DATA LISTING =
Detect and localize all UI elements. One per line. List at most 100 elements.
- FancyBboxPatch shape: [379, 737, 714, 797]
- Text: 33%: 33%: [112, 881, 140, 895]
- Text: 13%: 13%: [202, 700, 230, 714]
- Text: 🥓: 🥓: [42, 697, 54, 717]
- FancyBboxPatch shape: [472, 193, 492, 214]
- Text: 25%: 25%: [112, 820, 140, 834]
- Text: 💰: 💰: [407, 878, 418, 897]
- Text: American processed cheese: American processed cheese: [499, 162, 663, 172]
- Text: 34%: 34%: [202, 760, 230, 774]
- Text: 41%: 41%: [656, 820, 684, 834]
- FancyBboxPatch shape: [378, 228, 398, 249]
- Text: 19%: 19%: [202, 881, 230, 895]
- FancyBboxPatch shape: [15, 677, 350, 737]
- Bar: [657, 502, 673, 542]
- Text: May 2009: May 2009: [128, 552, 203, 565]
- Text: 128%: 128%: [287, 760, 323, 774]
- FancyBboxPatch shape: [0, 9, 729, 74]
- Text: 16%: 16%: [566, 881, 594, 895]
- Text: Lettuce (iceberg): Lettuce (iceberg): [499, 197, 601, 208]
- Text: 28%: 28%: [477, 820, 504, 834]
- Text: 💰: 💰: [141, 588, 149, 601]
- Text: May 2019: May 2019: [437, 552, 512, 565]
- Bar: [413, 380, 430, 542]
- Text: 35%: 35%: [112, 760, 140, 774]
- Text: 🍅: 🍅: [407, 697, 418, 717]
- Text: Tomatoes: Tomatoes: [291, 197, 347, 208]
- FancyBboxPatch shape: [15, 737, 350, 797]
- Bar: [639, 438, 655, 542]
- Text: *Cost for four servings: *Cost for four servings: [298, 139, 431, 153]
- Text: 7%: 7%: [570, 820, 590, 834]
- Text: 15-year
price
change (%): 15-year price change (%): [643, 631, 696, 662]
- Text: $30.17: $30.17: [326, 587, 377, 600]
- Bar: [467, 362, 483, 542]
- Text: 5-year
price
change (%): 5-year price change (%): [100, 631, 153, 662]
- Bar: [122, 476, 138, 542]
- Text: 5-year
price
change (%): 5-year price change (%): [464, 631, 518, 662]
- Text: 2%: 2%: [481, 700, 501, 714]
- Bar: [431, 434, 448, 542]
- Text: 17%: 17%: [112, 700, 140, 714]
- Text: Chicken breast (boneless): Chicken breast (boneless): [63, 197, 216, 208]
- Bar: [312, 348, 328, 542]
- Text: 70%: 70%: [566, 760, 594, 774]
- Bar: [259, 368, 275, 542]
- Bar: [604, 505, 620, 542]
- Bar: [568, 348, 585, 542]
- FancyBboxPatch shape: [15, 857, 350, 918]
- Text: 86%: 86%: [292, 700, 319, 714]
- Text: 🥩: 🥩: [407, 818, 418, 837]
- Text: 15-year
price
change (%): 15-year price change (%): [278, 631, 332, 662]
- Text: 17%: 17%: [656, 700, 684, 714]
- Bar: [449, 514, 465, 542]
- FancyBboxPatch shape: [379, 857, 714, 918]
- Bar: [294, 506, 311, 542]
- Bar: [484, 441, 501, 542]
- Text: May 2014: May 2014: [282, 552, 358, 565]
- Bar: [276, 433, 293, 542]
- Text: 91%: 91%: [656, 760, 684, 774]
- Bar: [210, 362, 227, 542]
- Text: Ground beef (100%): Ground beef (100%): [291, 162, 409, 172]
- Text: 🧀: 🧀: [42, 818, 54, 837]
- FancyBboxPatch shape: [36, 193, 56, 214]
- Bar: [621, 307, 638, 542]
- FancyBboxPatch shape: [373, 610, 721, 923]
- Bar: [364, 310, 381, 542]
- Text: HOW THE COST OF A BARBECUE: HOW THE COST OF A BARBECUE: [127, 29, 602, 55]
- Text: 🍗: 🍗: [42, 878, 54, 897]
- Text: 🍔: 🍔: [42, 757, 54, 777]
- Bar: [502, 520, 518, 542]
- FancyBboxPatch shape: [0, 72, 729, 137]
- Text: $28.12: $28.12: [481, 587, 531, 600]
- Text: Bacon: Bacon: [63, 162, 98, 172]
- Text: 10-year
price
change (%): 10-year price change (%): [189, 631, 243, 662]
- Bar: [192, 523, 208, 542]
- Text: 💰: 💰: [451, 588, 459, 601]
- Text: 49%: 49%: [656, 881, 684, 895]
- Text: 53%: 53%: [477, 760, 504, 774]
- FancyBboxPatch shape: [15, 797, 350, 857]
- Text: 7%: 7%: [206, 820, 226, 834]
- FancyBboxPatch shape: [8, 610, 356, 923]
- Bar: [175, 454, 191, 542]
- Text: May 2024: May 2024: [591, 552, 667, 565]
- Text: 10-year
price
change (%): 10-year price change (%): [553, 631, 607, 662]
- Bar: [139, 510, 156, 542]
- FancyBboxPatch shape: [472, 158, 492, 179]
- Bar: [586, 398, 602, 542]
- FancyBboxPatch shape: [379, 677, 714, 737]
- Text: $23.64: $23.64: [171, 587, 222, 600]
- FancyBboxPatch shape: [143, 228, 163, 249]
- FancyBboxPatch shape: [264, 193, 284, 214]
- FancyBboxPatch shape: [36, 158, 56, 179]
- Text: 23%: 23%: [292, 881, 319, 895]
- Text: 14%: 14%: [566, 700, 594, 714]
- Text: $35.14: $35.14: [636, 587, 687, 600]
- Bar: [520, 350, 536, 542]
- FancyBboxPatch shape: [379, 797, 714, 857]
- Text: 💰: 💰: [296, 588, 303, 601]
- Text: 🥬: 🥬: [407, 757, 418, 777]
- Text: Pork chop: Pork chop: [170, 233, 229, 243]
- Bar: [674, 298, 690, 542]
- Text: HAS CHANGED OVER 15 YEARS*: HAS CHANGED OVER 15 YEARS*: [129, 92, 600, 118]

STATED GOAL = Rewrite all of the entries with every occurrence of "Pork chop" replaced by "Pork loin", leaving everything else unchanged.

REPLY =
Detect and localize all UI elements. One per line. List at most 100 elements.
- FancyBboxPatch shape: [379, 737, 714, 797]
- Text: 33%: 33%: [112, 881, 140, 895]
- Text: 13%: 13%: [202, 700, 230, 714]
- Text: 🥓: 🥓: [42, 697, 54, 717]
- FancyBboxPatch shape: [472, 193, 492, 214]
- Text: 25%: 25%: [112, 820, 140, 834]
- Text: 💰: 💰: [407, 878, 418, 897]
- Text: American processed cheese: American processed cheese: [499, 162, 663, 172]
- Text: 34%: 34%: [202, 760, 230, 774]
- Text: 41%: 41%: [656, 820, 684, 834]
- FancyBboxPatch shape: [378, 228, 398, 249]
- Text: 19%: 19%: [202, 881, 230, 895]
- FancyBboxPatch shape: [15, 677, 350, 737]
- Bar: [657, 502, 673, 542]
- Text: May 2009: May 2009: [128, 552, 203, 565]
- Text: 128%: 128%: [287, 760, 323, 774]
- FancyBboxPatch shape: [0, 9, 729, 74]
- Text: 16%: 16%: [566, 881, 594, 895]
- Text: Lettuce (iceberg): Lettuce (iceberg): [499, 197, 601, 208]
- Text: 28%: 28%: [477, 820, 504, 834]
- Text: 💰: 💰: [141, 588, 149, 601]
- Text: May 2019: May 2019: [437, 552, 512, 565]
- Bar: [413, 380, 430, 542]
- Text: 35%: 35%: [112, 760, 140, 774]
- Text: 🍅: 🍅: [407, 697, 418, 717]
- Text: Tomatoes: Tomatoes: [291, 197, 347, 208]
- FancyBboxPatch shape: [15, 737, 350, 797]
- Bar: [639, 438, 655, 542]
- Text: *Cost for four servings: *Cost for four servings: [298, 139, 431, 153]
- Text: 7%: 7%: [570, 820, 590, 834]
- Text: 15-year
price
change (%): 15-year price change (%): [643, 631, 696, 662]
- Text: $30.17: $30.17: [326, 587, 377, 600]
- Bar: [467, 362, 483, 542]
- Text: 5-year
price
change (%): 5-year price change (%): [100, 631, 153, 662]
- Bar: [122, 476, 138, 542]
- Text: 5-year
price
change (%): 5-year price change (%): [464, 631, 518, 662]
- Text: 2%: 2%: [481, 700, 501, 714]
- Bar: [431, 434, 448, 542]
- Text: 17%: 17%: [112, 700, 140, 714]
- Text: Chicken breast (boneless): Chicken breast (boneless): [63, 197, 216, 208]
- Bar: [312, 348, 328, 542]
- Text: 70%: 70%: [566, 760, 594, 774]
- Bar: [259, 368, 275, 542]
- Bar: [604, 505, 620, 542]
- Bar: [568, 348, 585, 542]
- FancyBboxPatch shape: [15, 857, 350, 918]
- Text: 86%: 86%: [292, 700, 319, 714]
- Text: 🥩: 🥩: [407, 818, 418, 837]
- Text: 15-year
price
change (%): 15-year price change (%): [278, 631, 332, 662]
- Text: 17%: 17%: [656, 700, 684, 714]
- Bar: [449, 514, 465, 542]
- FancyBboxPatch shape: [379, 857, 714, 918]
- Bar: [294, 506, 311, 542]
- Bar: [484, 441, 501, 542]
- Text: May 2014: May 2014: [282, 552, 358, 565]
- Bar: [276, 433, 293, 542]
- Text: 91%: 91%: [656, 760, 684, 774]
- Bar: [210, 362, 227, 542]
- Text: Ground beef (100%): Ground beef (100%): [291, 162, 409, 172]
- Text: 🧀: 🧀: [42, 818, 54, 837]
- FancyBboxPatch shape: [36, 193, 56, 214]
- Bar: [621, 307, 638, 542]
- FancyBboxPatch shape: [373, 610, 721, 923]
- Bar: [364, 310, 381, 542]
- Text: HOW THE COST OF A BARBECUE: HOW THE COST OF A BARBECUE: [127, 29, 602, 55]
- Text: 🍗: 🍗: [42, 878, 54, 897]
- Text: 🍔: 🍔: [42, 757, 54, 777]
- Bar: [502, 520, 518, 542]
- FancyBboxPatch shape: [0, 72, 729, 137]
- Text: $28.12: $28.12: [481, 587, 531, 600]
- Text: Bacon: Bacon: [63, 162, 98, 172]
- Text: 10-year
price
change (%): 10-year price change (%): [189, 631, 243, 662]
- Bar: [192, 523, 208, 542]
- Text: 💰: 💰: [451, 588, 459, 601]
- Text: 49%: 49%: [656, 881, 684, 895]
- Text: 53%: 53%: [477, 760, 504, 774]
- FancyBboxPatch shape: [15, 797, 350, 857]
- Text: 7%: 7%: [206, 820, 226, 834]
- FancyBboxPatch shape: [8, 610, 356, 923]
- Bar: [175, 454, 191, 542]
- Text: May 2024: May 2024: [591, 552, 667, 565]
- Text: 10-year
price
change (%): 10-year price change (%): [553, 631, 607, 662]
- Bar: [139, 510, 156, 542]
- FancyBboxPatch shape: [472, 158, 492, 179]
- Bar: [586, 398, 602, 542]
- FancyBboxPatch shape: [379, 677, 714, 737]
- Text: $23.64: $23.64: [171, 587, 222, 600]
- FancyBboxPatch shape: [143, 228, 163, 249]
- FancyBboxPatch shape: [264, 193, 284, 214]
- FancyBboxPatch shape: [36, 158, 56, 179]
- Text: 23%: 23%: [292, 881, 319, 895]
- Text: 14%: 14%: [566, 700, 594, 714]
- Text: $35.14: $35.14: [636, 587, 687, 600]
- Bar: [520, 350, 536, 542]
- FancyBboxPatch shape: [379, 797, 714, 857]
- Text: 💰: 💰: [296, 588, 303, 601]
- Text: 🥬: 🥬: [407, 757, 418, 777]
- Text: Pork loin: Pork loin: [170, 233, 229, 243]
- Bar: [674, 298, 690, 542]
- Text: HAS CHANGED OVER 15 YEARS*: HAS CHANGED OVER 15 YEARS*: [129, 92, 600, 118]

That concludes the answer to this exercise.